— start of Provided data —

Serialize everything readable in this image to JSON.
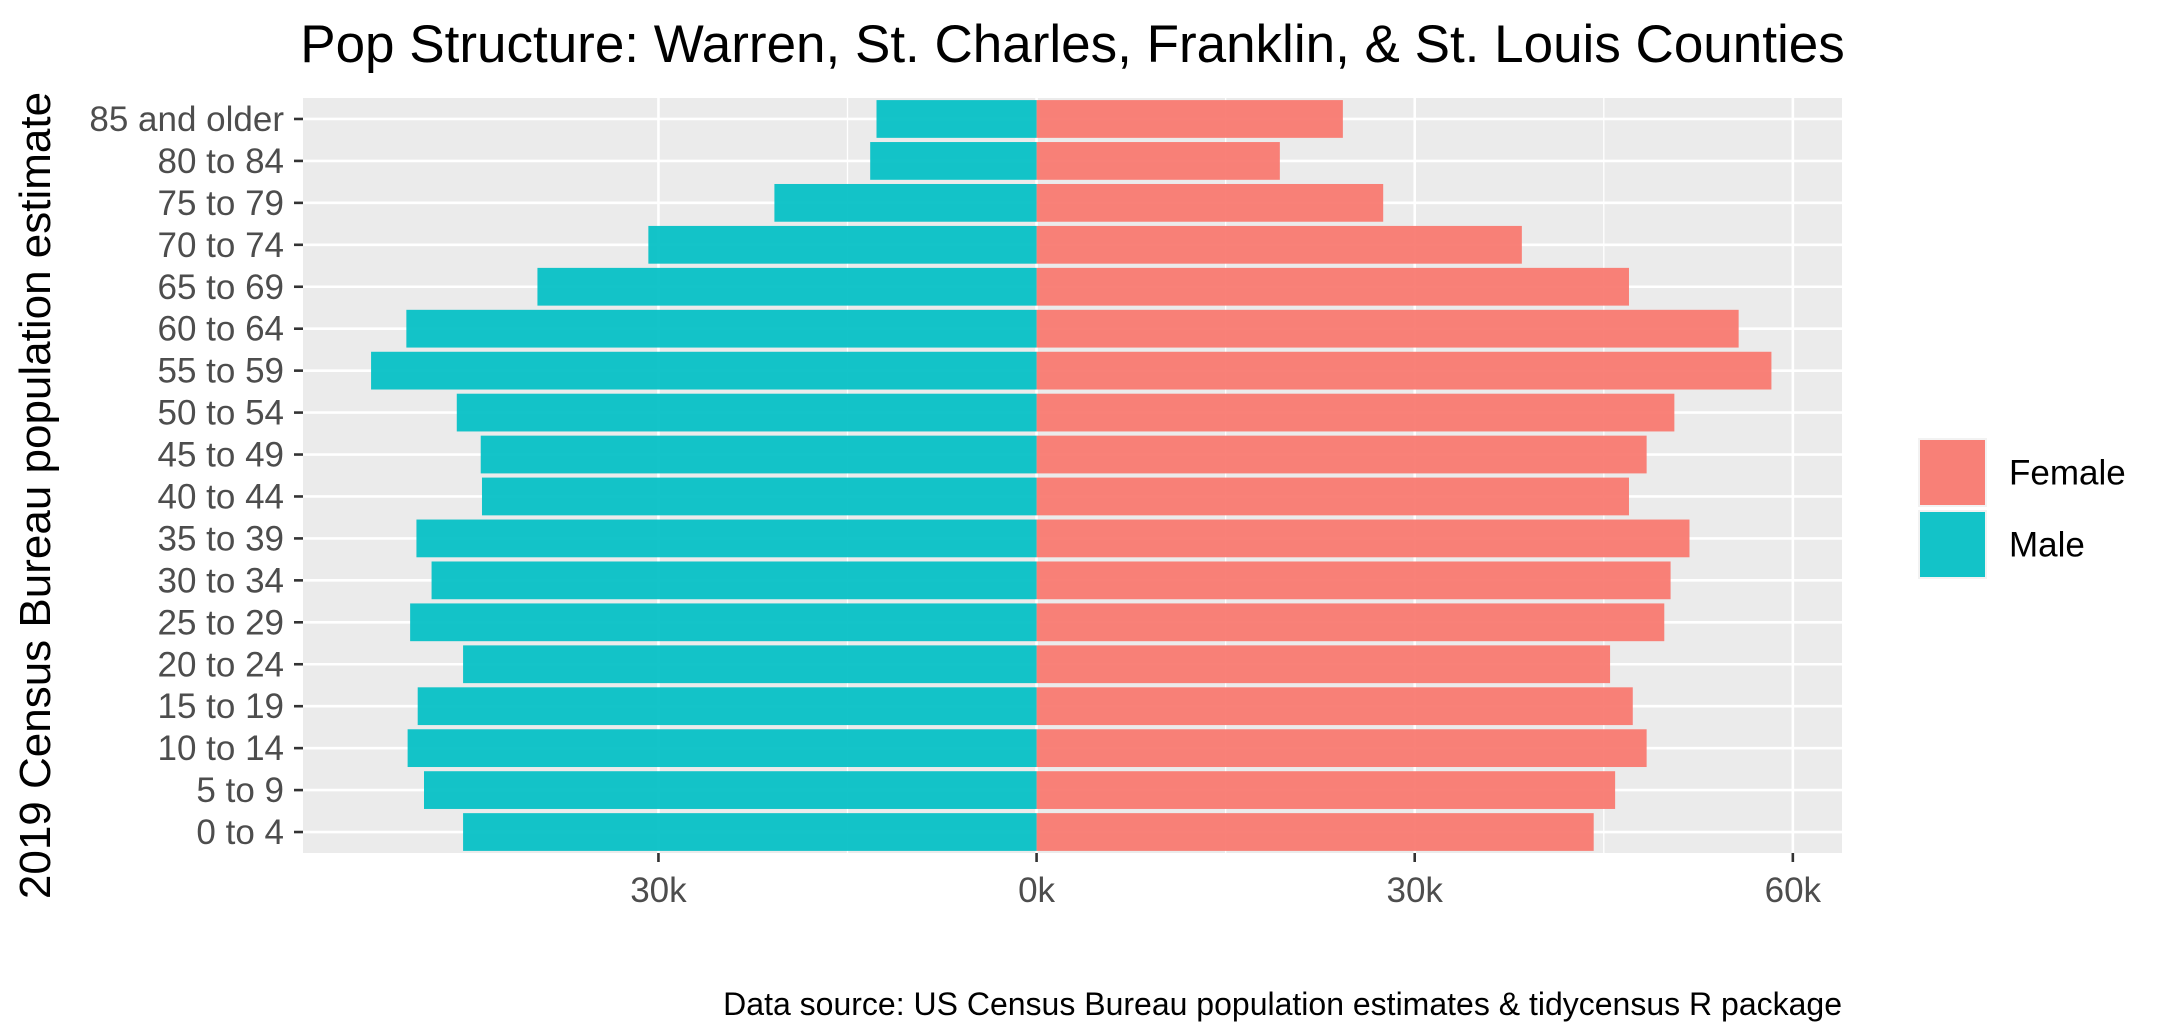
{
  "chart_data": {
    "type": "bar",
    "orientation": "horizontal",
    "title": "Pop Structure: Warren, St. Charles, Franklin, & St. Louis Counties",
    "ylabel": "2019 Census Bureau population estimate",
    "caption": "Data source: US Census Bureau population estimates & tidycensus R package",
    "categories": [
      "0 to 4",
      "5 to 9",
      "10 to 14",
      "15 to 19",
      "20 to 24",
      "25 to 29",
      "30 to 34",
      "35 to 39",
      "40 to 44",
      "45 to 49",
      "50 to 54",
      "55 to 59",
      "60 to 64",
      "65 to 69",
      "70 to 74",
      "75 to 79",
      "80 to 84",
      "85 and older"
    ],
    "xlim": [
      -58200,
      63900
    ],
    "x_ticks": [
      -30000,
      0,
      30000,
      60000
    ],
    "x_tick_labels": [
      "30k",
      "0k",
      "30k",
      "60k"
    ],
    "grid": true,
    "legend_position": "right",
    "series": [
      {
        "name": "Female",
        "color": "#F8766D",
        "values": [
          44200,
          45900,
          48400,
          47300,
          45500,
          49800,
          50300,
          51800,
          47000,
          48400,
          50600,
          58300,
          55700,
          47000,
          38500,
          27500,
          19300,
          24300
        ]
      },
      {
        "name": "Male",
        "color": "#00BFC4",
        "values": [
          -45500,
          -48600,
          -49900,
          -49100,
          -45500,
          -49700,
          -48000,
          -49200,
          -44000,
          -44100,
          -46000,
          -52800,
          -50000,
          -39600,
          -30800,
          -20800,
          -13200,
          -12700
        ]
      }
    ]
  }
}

— end of Provided data —

» **Your goal**: Repeat each record exactly, with the pictures left out.

» **Result of this exercise**:
Serialize everything readable in this image to JSON.
{
  "chart_data": {
    "type": "bar",
    "orientation": "horizontal",
    "title": "Pop Structure: Warren, St. Charles, Franklin, & St. Louis Counties",
    "ylabel": "2019 Census Bureau population estimate",
    "caption": "Data source: US Census Bureau population estimates & tidycensus R package",
    "categories": [
      "0 to 4",
      "5 to 9",
      "10 to 14",
      "15 to 19",
      "20 to 24",
      "25 to 29",
      "30 to 34",
      "35 to 39",
      "40 to 44",
      "45 to 49",
      "50 to 54",
      "55 to 59",
      "60 to 64",
      "65 to 69",
      "70 to 74",
      "75 to 79",
      "80 to 84",
      "85 and older"
    ],
    "xlim": [
      -58200,
      63900
    ],
    "x_ticks": [
      -30000,
      0,
      30000,
      60000
    ],
    "x_tick_labels": [
      "30k",
      "0k",
      "30k",
      "60k"
    ],
    "grid": true,
    "legend_position": "right",
    "series": [
      {
        "name": "Female",
        "color": "#F8766D",
        "values": [
          44200,
          45900,
          48400,
          47300,
          45500,
          49800,
          50300,
          51800,
          47000,
          48400,
          50600,
          58300,
          55700,
          47000,
          38500,
          27500,
          19300,
          24300
        ]
      },
      {
        "name": "Male",
        "color": "#00BFC4",
        "values": [
          -45500,
          -48600,
          -49900,
          -49100,
          -45500,
          -49700,
          -48000,
          -49200,
          -44000,
          -44100,
          -46000,
          -52800,
          -50000,
          -39600,
          -30800,
          -20800,
          -13200,
          -12700
        ]
      }
    ]
  }
}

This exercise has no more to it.